## begin DATA SHOWN
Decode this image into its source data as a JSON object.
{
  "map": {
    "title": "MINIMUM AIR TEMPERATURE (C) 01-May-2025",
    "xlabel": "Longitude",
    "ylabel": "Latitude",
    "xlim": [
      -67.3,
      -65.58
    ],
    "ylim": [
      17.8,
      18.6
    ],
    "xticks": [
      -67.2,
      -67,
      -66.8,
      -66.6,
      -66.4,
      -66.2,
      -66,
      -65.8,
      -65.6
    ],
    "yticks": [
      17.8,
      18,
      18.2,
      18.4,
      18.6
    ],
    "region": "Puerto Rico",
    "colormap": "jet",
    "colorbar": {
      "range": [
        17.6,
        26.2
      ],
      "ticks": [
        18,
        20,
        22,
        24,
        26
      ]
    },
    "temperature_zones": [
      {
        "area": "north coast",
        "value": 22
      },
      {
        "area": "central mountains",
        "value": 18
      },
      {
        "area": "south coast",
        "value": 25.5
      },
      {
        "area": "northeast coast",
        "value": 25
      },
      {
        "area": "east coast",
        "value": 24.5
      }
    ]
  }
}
## end DATA SHOWN
■ **SHORT PROBLEM**
Transcribe the material above word for word.

■ **RESPONSE BELOW**
Decode this image into its source data as a JSON object.
{
  "map": {
    "title": "MINIMUM AIR TEMPERATURE (C) 01-May-2025",
    "xlabel": "Longitude",
    "ylabel": "Latitude",
    "xlim": [
      -67.3,
      -65.58
    ],
    "ylim": [
      17.8,
      18.6
    ],
    "xticks": [
      -67.2,
      -67,
      -66.8,
      -66.6,
      -66.4,
      -66.2,
      -66,
      -65.8,
      -65.6
    ],
    "yticks": [
      17.8,
      18,
      18.2,
      18.4,
      18.6
    ],
    "region": "Puerto Rico",
    "colormap": "jet",
    "colorbar": {
      "range": [
        17.6,
        26.2
      ],
      "ticks": [
        18,
        20,
        22,
        24,
        26
      ]
    },
    "temperature_zones": [
      {
        "area": "north coast",
        "value": 22
      },
      {
        "area": "central mountains",
        "value": 18
      },
      {
        "area": "south coast",
        "value": 25.5
      },
      {
        "area": "northeast coast",
        "value": 25
      },
      {
        "area": "east coast",
        "value": 24.5
      }
    ]
  }
}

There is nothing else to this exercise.